((

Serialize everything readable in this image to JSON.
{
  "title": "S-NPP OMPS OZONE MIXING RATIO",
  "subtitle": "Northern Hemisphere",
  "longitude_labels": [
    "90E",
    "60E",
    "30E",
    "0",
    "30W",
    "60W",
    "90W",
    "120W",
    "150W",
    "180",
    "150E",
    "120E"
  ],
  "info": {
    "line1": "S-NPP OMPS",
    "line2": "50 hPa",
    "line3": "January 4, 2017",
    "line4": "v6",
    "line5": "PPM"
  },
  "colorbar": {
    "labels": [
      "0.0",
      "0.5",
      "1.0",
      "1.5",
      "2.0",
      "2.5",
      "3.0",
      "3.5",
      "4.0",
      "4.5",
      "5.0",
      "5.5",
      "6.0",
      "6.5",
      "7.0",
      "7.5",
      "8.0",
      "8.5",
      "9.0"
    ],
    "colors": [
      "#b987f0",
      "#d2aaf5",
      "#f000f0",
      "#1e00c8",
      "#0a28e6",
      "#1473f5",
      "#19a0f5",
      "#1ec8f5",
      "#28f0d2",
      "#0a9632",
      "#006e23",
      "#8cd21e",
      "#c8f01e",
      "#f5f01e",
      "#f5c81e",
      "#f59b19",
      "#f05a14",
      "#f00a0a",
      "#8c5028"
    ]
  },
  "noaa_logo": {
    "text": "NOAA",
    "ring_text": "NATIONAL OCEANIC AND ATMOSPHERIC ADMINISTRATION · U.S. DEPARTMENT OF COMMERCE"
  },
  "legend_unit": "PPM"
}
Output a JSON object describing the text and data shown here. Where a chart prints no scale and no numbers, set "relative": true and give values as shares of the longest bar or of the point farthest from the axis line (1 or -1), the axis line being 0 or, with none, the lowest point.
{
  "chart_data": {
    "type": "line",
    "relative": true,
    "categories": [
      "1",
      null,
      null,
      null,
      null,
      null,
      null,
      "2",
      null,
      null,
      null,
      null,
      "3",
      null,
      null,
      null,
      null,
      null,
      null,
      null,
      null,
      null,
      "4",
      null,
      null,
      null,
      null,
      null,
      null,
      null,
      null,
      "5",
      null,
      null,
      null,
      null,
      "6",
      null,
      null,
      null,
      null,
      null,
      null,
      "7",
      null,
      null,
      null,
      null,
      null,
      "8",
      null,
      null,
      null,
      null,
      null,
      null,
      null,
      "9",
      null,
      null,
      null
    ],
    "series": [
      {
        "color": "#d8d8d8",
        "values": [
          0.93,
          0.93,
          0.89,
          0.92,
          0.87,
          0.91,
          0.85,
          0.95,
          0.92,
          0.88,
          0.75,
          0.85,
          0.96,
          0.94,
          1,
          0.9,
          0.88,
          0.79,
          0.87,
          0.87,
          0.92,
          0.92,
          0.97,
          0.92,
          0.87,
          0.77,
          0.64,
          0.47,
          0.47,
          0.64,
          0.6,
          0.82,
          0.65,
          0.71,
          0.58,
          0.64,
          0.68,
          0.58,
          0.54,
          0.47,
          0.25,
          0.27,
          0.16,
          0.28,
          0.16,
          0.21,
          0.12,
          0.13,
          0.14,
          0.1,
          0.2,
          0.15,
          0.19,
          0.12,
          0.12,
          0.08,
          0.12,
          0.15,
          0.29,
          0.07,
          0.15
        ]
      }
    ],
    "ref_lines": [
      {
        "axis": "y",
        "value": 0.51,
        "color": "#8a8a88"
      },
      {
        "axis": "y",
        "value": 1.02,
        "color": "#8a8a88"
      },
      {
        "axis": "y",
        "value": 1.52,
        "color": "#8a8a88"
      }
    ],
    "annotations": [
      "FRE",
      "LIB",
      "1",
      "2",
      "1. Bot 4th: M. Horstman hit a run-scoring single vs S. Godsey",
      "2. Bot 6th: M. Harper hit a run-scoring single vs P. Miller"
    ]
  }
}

))

* Exercise instructions *
Write out the material exactly as given.

* Answer to this exercise *
Serialize everything readable in this image to JSON.
{
  "title": "S-NPP OMPS OZONE MIXING RATIO",
  "subtitle": "Northern Hemisphere",
  "longitude_labels": [
    "90E",
    "60E",
    "30E",
    "0",
    "30W",
    "60W",
    "90W",
    "120W",
    "150W",
    "180",
    "150E",
    "120E"
  ],
  "info": {
    "line1": "S-NPP OMPS",
    "line2": "50 hPa",
    "line3": "January 4, 2017",
    "line4": "v6",
    "line5": "PPM"
  },
  "colorbar": {
    "labels": [
      "0.0",
      "0.5",
      "1.0",
      "1.5",
      "2.0",
      "2.5",
      "3.0",
      "3.5",
      "4.0",
      "4.5",
      "5.0",
      "5.5",
      "6.0",
      "6.5",
      "7.0",
      "7.5",
      "8.0",
      "8.5",
      "9.0"
    ],
    "colors": [
      "#b987f0",
      "#d2aaf5",
      "#f000f0",
      "#1e00c8",
      "#0a28e6",
      "#1473f5",
      "#19a0f5",
      "#1ec8f5",
      "#28f0d2",
      "#0a9632",
      "#006e23",
      "#8cd21e",
      "#c8f01e",
      "#f5f01e",
      "#f5c81e",
      "#f59b19",
      "#f05a14",
      "#f00a0a",
      "#8c5028"
    ]
  },
  "noaa_logo": {
    "text": "NOAA",
    "ring_text": "NATIONAL OCEANIC AND ATMOSPHERIC ADMINISTRATION · U.S. DEPARTMENT OF COMMERCE"
  },
  "legend_unit": "PPM"
}
Output a JSON object describing the text and data shown here. Where a chart prints no scale and no numbers, set "relative": true and give values as shares of the longest bar or of the point farthest from the axis line (1 or -1), the axis line being 0 or, with none, the lowest point.
{
  "chart_data": {
    "type": "line",
    "relative": true,
    "categories": [
      "1",
      null,
      null,
      null,
      null,
      null,
      null,
      "2",
      null,
      null,
      null,
      null,
      "3",
      null,
      null,
      null,
      null,
      null,
      null,
      null,
      null,
      null,
      "4",
      null,
      null,
      null,
      null,
      null,
      null,
      null,
      null,
      "5",
      null,
      null,
      null,
      null,
      "6",
      null,
      null,
      null,
      null,
      null,
      null,
      "7",
      null,
      null,
      null,
      null,
      null,
      "8",
      null,
      null,
      null,
      null,
      null,
      null,
      null,
      "9",
      null,
      null,
      null
    ],
    "series": [
      {
        "color": "#d8d8d8",
        "values": [
          0.93,
          0.93,
          0.89,
          0.92,
          0.87,
          0.91,
          0.85,
          0.95,
          0.92,
          0.88,
          0.75,
          0.85,
          0.96,
          0.94,
          1,
          0.9,
          0.88,
          0.79,
          0.87,
          0.87,
          0.92,
          0.92,
          0.97,
          0.92,
          0.87,
          0.77,
          0.64,
          0.47,
          0.47,
          0.64,
          0.6,
          0.82,
          0.65,
          0.71,
          0.58,
          0.64,
          0.68,
          0.58,
          0.54,
          0.47,
          0.25,
          0.27,
          0.16,
          0.28,
          0.16,
          0.21,
          0.12,
          0.13,
          0.14,
          0.1,
          0.2,
          0.15,
          0.19,
          0.12,
          0.12,
          0.08,
          0.12,
          0.15,
          0.29,
          0.07,
          0.15
        ]
      }
    ],
    "ref_lines": [
      {
        "axis": "y",
        "value": 0.51,
        "color": "#8a8a88"
      },
      {
        "axis": "y",
        "value": 1.02,
        "color": "#8a8a88"
      },
      {
        "axis": "y",
        "value": 1.52,
        "color": "#8a8a88"
      }
    ],
    "annotations": [
      "FRE",
      "LIB",
      "1",
      "2",
      "1. Bot 4th: M. Horstman hit a run-scoring single vs S. Godsey",
      "2. Bot 6th: M. Harper hit a run-scoring single vs P. Miller"
    ]
  }
}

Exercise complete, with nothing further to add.